(Data taken from a collection)

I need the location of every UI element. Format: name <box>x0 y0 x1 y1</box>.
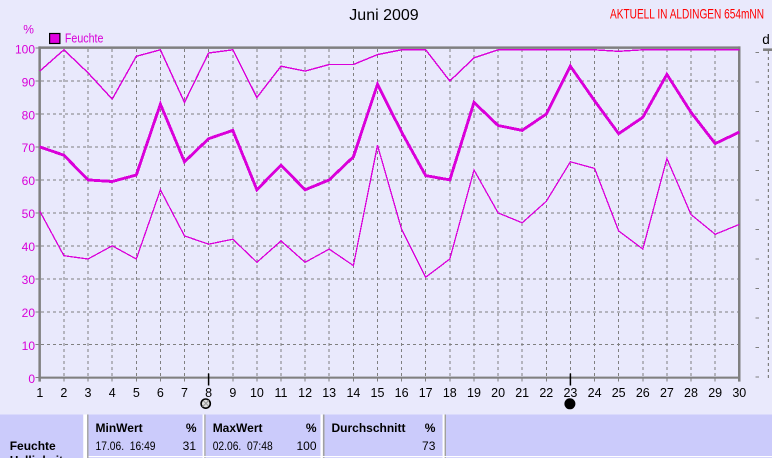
svg-text:20: 20 <box>22 306 36 320</box>
svg-text:30: 30 <box>732 386 746 400</box>
svg-text:24: 24 <box>588 386 602 400</box>
svg-text:5: 5 <box>133 386 140 400</box>
svg-text:11: 11 <box>275 386 288 400</box>
svg-text:AKTUELL IN ALDINGEN 654mNN: AKTUELL IN ALDINGEN 654mNN <box>610 6 764 22</box>
svg-text:23: 23 <box>563 386 577 400</box>
svg-text:Feuchte: Feuchte <box>65 30 104 45</box>
svg-text:31: 31 <box>183 439 197 453</box>
svg-text:18: 18 <box>443 386 457 400</box>
svg-text:9: 9 <box>229 386 236 400</box>
svg-text:Juni 2009: Juni 2009 <box>349 7 418 24</box>
svg-text:MinWert: MinWert <box>96 421 143 435</box>
svg-text:19: 19 <box>467 386 481 400</box>
svg-text:21: 21 <box>515 386 529 400</box>
svg-text:70: 70 <box>22 141 36 155</box>
svg-text:90: 90 <box>22 75 36 89</box>
svg-text:%: % <box>425 421 436 435</box>
svg-text:28: 28 <box>684 386 698 400</box>
svg-text:MaxWert: MaxWert <box>213 421 263 435</box>
svg-text:10: 10 <box>250 386 264 400</box>
svg-text:22: 22 <box>539 386 553 400</box>
svg-text:80: 80 <box>22 108 36 122</box>
svg-text:60: 60 <box>22 174 36 188</box>
svg-text:0: 0 <box>28 372 35 386</box>
svg-text:30: 30 <box>22 273 36 287</box>
svg-text:26: 26 <box>636 386 650 400</box>
svg-text:8: 8 <box>205 386 212 400</box>
svg-text:16: 16 <box>395 386 409 400</box>
svg-text:29: 29 <box>708 386 722 400</box>
svg-text:%: % <box>186 421 197 435</box>
svg-text:d: d <box>762 32 770 47</box>
svg-text:17.06. 16:49: 17.06. 16:49 <box>96 439 156 453</box>
svg-text:10: 10 <box>22 339 36 353</box>
svg-text:17: 17 <box>419 386 433 400</box>
svg-text:Feuchte: Feuchte <box>10 439 56 453</box>
svg-text:73: 73 <box>422 439 436 453</box>
svg-text:100: 100 <box>296 439 316 453</box>
svg-text:15: 15 <box>371 386 385 400</box>
svg-text:%: % <box>306 421 317 435</box>
svg-text:25: 25 <box>612 386 626 400</box>
svg-text:Helligkeit: Helligkeit <box>10 454 63 458</box>
svg-text:50: 50 <box>22 207 36 221</box>
svg-text:20: 20 <box>491 386 505 400</box>
svg-text:Durchschnitt: Durchschnitt <box>332 421 406 435</box>
svg-text:40: 40 <box>22 240 36 254</box>
svg-text:100: 100 <box>15 42 35 56</box>
svg-text:12: 12 <box>298 386 312 400</box>
svg-text:2: 2 <box>60 386 67 400</box>
svg-text:6: 6 <box>157 386 164 400</box>
svg-text:13: 13 <box>322 386 336 400</box>
svg-text:3: 3 <box>85 386 92 400</box>
svg-text:%: % <box>23 23 34 37</box>
svg-text:02.06. 07:48: 02.06. 07:48 <box>213 439 273 453</box>
svg-text:27: 27 <box>660 386 674 400</box>
svg-text:14: 14 <box>346 386 360 400</box>
svg-text:4: 4 <box>109 386 116 400</box>
svg-text:7: 7 <box>181 386 188 400</box>
svg-text:1: 1 <box>36 386 43 400</box>
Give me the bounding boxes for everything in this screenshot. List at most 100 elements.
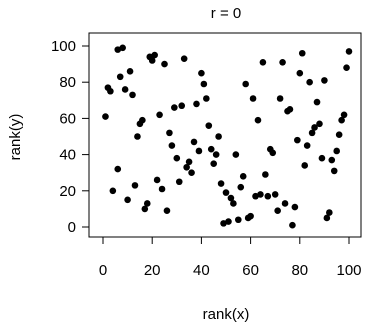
data-point	[323, 214, 331, 222]
data-point	[185, 158, 193, 166]
data-point	[175, 178, 183, 186]
x-tick-label: 20	[144, 262, 161, 279]
data-point	[249, 95, 257, 102]
data-point	[286, 106, 294, 113]
data-point	[303, 142, 311, 149]
data-point	[107, 87, 114, 95]
data-point	[328, 156, 336, 164]
data-point	[180, 55, 188, 62]
data-point	[242, 80, 249, 88]
data-point	[193, 100, 200, 108]
data-point	[264, 192, 272, 200]
data-point	[126, 68, 134, 75]
data-point	[333, 147, 341, 155]
data-point	[141, 205, 149, 213]
plot-frame	[88, 32, 362, 238]
data-point	[215, 133, 222, 140]
data-point	[121, 86, 129, 93]
y-axis-label: rank(y)	[7, 114, 24, 161]
data-point	[119, 44, 126, 52]
x-tick-label: 40	[193, 262, 210, 279]
data-point	[217, 180, 225, 187]
data-points	[102, 44, 353, 229]
x-tick-label: 0	[99, 262, 107, 279]
data-point	[257, 191, 264, 198]
data-point	[116, 73, 124, 81]
data-point	[276, 95, 284, 102]
data-point	[183, 163, 190, 171]
data-point	[190, 138, 198, 146]
data-point	[259, 58, 267, 66]
data-point	[168, 142, 176, 149]
y-axis: 0 20 40 60 80 100	[51, 38, 90, 236]
x-tick-label: 60	[242, 262, 259, 279]
data-point	[212, 151, 220, 158]
data-point	[281, 200, 289, 207]
data-point	[139, 116, 146, 124]
data-point	[210, 160, 217, 167]
data-point	[343, 64, 350, 72]
data-point	[230, 200, 237, 207]
data-point	[102, 113, 109, 120]
data-point	[151, 51, 158, 59]
data-point	[109, 187, 117, 195]
y-tick-label: 60	[59, 110, 76, 127]
data-point	[316, 120, 323, 128]
data-point	[301, 162, 309, 169]
data-point	[321, 77, 328, 84]
data-point	[207, 145, 215, 153]
data-point	[153, 176, 161, 184]
data-point	[262, 171, 269, 178]
data-point	[166, 129, 173, 137]
data-point	[291, 203, 299, 211]
data-point	[198, 69, 205, 77]
y-tick-label: 20	[59, 183, 76, 200]
data-point	[271, 191, 279, 198]
data-point	[200, 80, 208, 88]
data-point	[279, 58, 286, 66]
data-point	[158, 185, 166, 193]
data-point	[340, 111, 348, 119]
data-point	[326, 209, 333, 216]
data-point	[129, 91, 136, 99]
data-point	[311, 124, 318, 131]
data-point	[306, 78, 313, 86]
data-point	[114, 165, 122, 173]
x-axis-label: rank(x)	[203, 306, 250, 323]
data-point	[294, 136, 301, 144]
data-point	[296, 69, 304, 77]
data-point	[205, 122, 213, 129]
data-point	[237, 183, 245, 191]
data-point	[289, 221, 296, 229]
data-point	[247, 212, 254, 220]
x-tick-label: 80	[291, 262, 308, 279]
data-point	[195, 147, 203, 155]
data-point	[134, 133, 141, 140]
x-tick-label: 100	[336, 262, 361, 279]
data-point	[173, 154, 181, 162]
data-point	[124, 196, 131, 204]
data-point	[225, 218, 232, 225]
x-axis: 0 20 40 60 80 100	[99, 236, 362, 279]
data-point	[318, 154, 326, 162]
y-tick-label: 0	[68, 219, 76, 236]
data-point	[161, 60, 168, 68]
data-point	[274, 207, 281, 215]
y-tick-label: 100	[51, 38, 76, 55]
y-tick-label: 80	[59, 74, 76, 91]
data-point	[235, 216, 242, 224]
data-point	[143, 200, 151, 207]
data-point	[178, 102, 186, 110]
data-point	[313, 98, 321, 106]
data-point	[254, 116, 262, 124]
data-point	[222, 189, 230, 196]
data-point	[171, 104, 178, 111]
data-point	[203, 95, 210, 102]
data-point	[156, 111, 163, 119]
y-tick-label: 40	[59, 147, 76, 164]
data-point	[239, 173, 247, 180]
data-point	[269, 149, 277, 157]
data-point	[232, 151, 240, 158]
data-point	[330, 167, 338, 175]
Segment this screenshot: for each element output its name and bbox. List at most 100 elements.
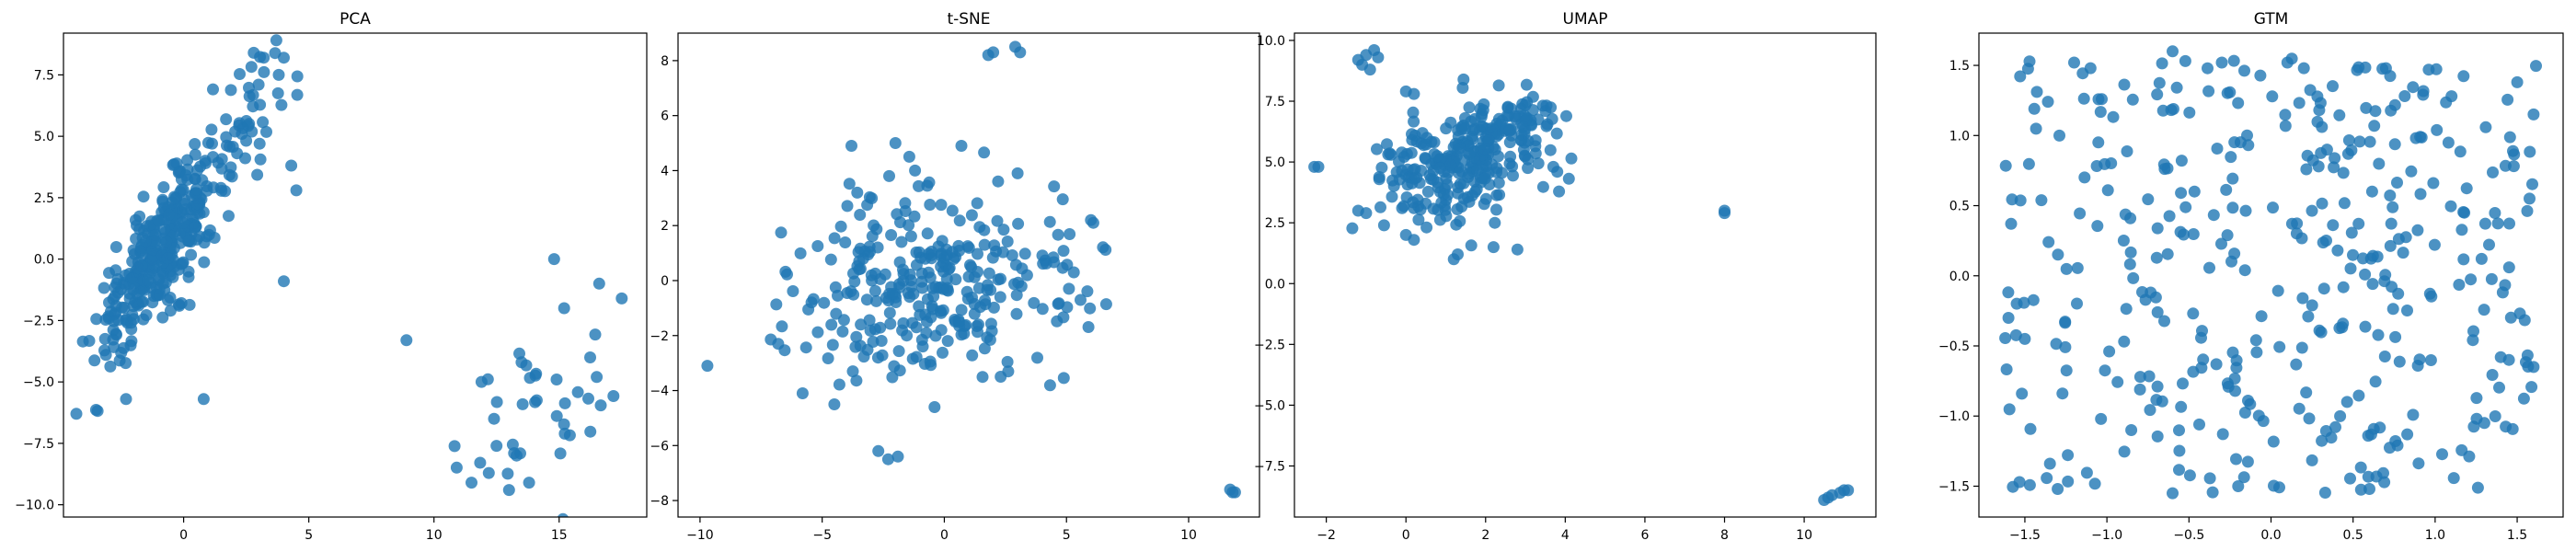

WHAT TO PRODUCE. Reproduce every line of the material above word for word, omitting the pictures.

RESULT.
I need the location of every UI element. Format: name <box>x0 y0 x1 y1</box>.
svg-text:20: 20 <box>22 306 36 320</box>
svg-text:30: 30 <box>732 386 746 400</box>
svg-text:24: 24 <box>588 386 602 400</box>
svg-text:5: 5 <box>133 386 140 400</box>
svg-text:11: 11 <box>275 386 288 400</box>
svg-text:AKTUELL IN ALDINGEN 654mNN: AKTUELL IN ALDINGEN 654mNN <box>610 6 764 22</box>
svg-text:23: 23 <box>563 386 577 400</box>
svg-text:Feuchte: Feuchte <box>65 30 104 45</box>
svg-text:31: 31 <box>183 439 197 453</box>
svg-text:18: 18 <box>443 386 457 400</box>
svg-text:9: 9 <box>229 386 236 400</box>
svg-text:Juni 2009: Juni 2009 <box>349 7 418 24</box>
svg-text:MinWert: MinWert <box>96 421 143 435</box>
svg-text:19: 19 <box>467 386 481 400</box>
svg-text:21: 21 <box>515 386 529 400</box>
svg-text:70: 70 <box>22 141 36 155</box>
svg-text:90: 90 <box>22 75 36 89</box>
svg-text:%: % <box>425 421 436 435</box>
svg-text:28: 28 <box>684 386 698 400</box>
svg-text:MaxWert: MaxWert <box>213 421 263 435</box>
svg-text:10: 10 <box>250 386 264 400</box>
svg-text:22: 22 <box>539 386 553 400</box>
svg-text:80: 80 <box>22 108 36 122</box>
svg-text:60: 60 <box>22 174 36 188</box>
svg-text:0: 0 <box>28 372 35 386</box>
svg-text:30: 30 <box>22 273 36 287</box>
svg-text:26: 26 <box>636 386 650 400</box>
svg-text:8: 8 <box>205 386 212 400</box>
svg-text:16: 16 <box>395 386 409 400</box>
svg-text:29: 29 <box>708 386 722 400</box>
svg-text:%: % <box>186 421 197 435</box>
svg-text:d: d <box>762 32 770 47</box>
svg-text:17.06. 16:49: 17.06. 16:49 <box>96 439 156 453</box>
svg-text:10: 10 <box>22 339 36 353</box>
svg-text:17: 17 <box>419 386 433 400</box>
svg-text:Feuchte: Feuchte <box>10 439 56 453</box>
svg-text:73: 73 <box>422 439 436 453</box>
svg-text:100: 100 <box>296 439 316 453</box>
svg-text:15: 15 <box>371 386 385 400</box>
svg-text:%: % <box>306 421 317 435</box>
svg-text:25: 25 <box>612 386 626 400</box>
svg-text:Helligkeit: Helligkeit <box>10 454 63 458</box>
svg-text:50: 50 <box>22 207 36 221</box>
svg-text:20: 20 <box>491 386 505 400</box>
svg-text:Durchschnitt: Durchschnitt <box>332 421 406 435</box>
svg-text:40: 40 <box>22 240 36 254</box>
svg-text:100: 100 <box>15 42 35 56</box>
svg-text:12: 12 <box>298 386 312 400</box>
svg-text:2: 2 <box>60 386 67 400</box>
svg-text:6: 6 <box>157 386 164 400</box>
svg-text:13: 13 <box>322 386 336 400</box>
svg-text:3: 3 <box>85 386 92 400</box>
svg-text:%: % <box>23 23 34 37</box>
svg-text:02.06. 07:48: 02.06. 07:48 <box>213 439 273 453</box>
svg-text:27: 27 <box>660 386 674 400</box>
svg-text:14: 14 <box>346 386 360 400</box>
svg-text:4: 4 <box>109 386 116 400</box>
svg-text:7: 7 <box>181 386 188 400</box>
svg-text:1: 1 <box>36 386 43 400</box>
Give me the bounding boxes for everything in this screenshot. List at most 100 elements.
data-point	[323, 214, 331, 222]
data-point	[185, 158, 193, 166]
data-point	[175, 178, 183, 186]
x-tick-label: 20	[144, 262, 161, 279]
data-point	[249, 95, 257, 102]
data-point	[286, 106, 294, 113]
data-point	[303, 142, 311, 149]
data-point	[107, 87, 114, 95]
data-point	[328, 156, 336, 164]
data-point	[180, 55, 188, 62]
data-point	[242, 80, 249, 88]
data-point	[193, 100, 200, 108]
data-point	[264, 192, 272, 200]
data-point	[126, 68, 134, 75]
data-point	[333, 147, 341, 155]
data-point	[141, 205, 149, 213]
plot-frame	[88, 32, 362, 238]
data-point	[215, 133, 222, 140]
data-point	[121, 86, 129, 93]
y-axis-label: rank(y)	[7, 114, 24, 161]
data-point	[119, 44, 126, 52]
x-tick-label: 40	[193, 262, 210, 279]
data-point	[217, 180, 225, 187]
data-points	[102, 44, 353, 229]
x-tick-label: 0	[99, 262, 107, 279]
data-point	[257, 191, 264, 198]
data-point	[116, 73, 124, 81]
data-point	[276, 95, 284, 102]
data-point	[183, 163, 190, 171]
data-point	[190, 138, 198, 146]
data-point	[259, 58, 267, 66]
data-point	[168, 142, 176, 149]
y-axis: 0 20 40 60 80 100	[51, 38, 90, 236]
x-tick-label: 60	[242, 262, 259, 279]
data-point	[212, 151, 220, 158]
data-point	[281, 200, 289, 207]
data-point	[139, 116, 146, 124]
data-point	[210, 160, 217, 167]
data-point	[343, 64, 350, 72]
data-point	[230, 200, 237, 207]
data-point	[102, 113, 109, 120]
data-point	[151, 51, 158, 59]
data-point	[109, 187, 117, 195]
y-tick-label: 60	[59, 110, 76, 127]
data-point	[316, 120, 323, 128]
data-point	[301, 162, 309, 169]
data-point	[321, 77, 328, 84]
data-point	[207, 145, 215, 153]
data-point	[153, 176, 161, 184]
data-point	[262, 171, 269, 178]
data-point	[166, 129, 173, 137]
data-point	[291, 203, 299, 211]
data-point	[198, 69, 205, 77]
y-tick-label: 20	[59, 183, 76, 200]
data-point	[271, 191, 279, 198]
data-point	[200, 80, 208, 88]
data-point	[279, 58, 286, 66]
data-point	[158, 185, 166, 193]
data-point	[340, 111, 348, 119]
data-point	[326, 209, 333, 216]
data-point	[129, 91, 136, 99]
data-point	[311, 124, 318, 131]
data-point	[306, 78, 313, 86]
data-point	[114, 165, 122, 173]
x-axis-label: rank(x)	[203, 306, 250, 323]
data-point	[294, 136, 301, 144]
data-point	[296, 69, 304, 77]
data-point	[205, 122, 213, 129]
data-point	[237, 183, 245, 191]
data-point	[289, 221, 296, 229]
data-point	[247, 212, 254, 220]
x-tick-label: 80	[291, 262, 308, 279]
data-point	[195, 147, 203, 155]
data-point	[134, 133, 141, 140]
x-tick-label: 100	[336, 262, 361, 279]
data-point	[173, 154, 181, 162]
data-point	[124, 196, 131, 204]
data-point	[225, 218, 232, 225]
x-axis: 0 20 40 60 80 100	[99, 236, 362, 279]
data-point	[318, 154, 326, 162]
y-tick-label: 0	[68, 219, 76, 236]
data-point	[161, 60, 168, 68]
data-point	[274, 207, 281, 215]
y-tick-label: 100	[51, 38, 76, 55]
y-tick-label: 80	[59, 74, 76, 91]
data-point	[235, 216, 242, 224]
data-point	[143, 200, 151, 207]
data-point	[178, 102, 186, 110]
data-point	[313, 98, 321, 106]
data-point	[254, 116, 262, 124]
data-point	[222, 189, 230, 196]
data-point	[171, 104, 178, 111]
data-point	[203, 95, 210, 102]
data-point	[156, 111, 163, 119]
y-tick-label: 40	[59, 147, 76, 164]
data-point	[239, 173, 247, 180]
data-point	[269, 149, 277, 157]
data-point	[232, 151, 240, 158]
data-point	[330, 167, 338, 175]
Segment this screenshot: for each element output its name and bbox. List at most 100 elements.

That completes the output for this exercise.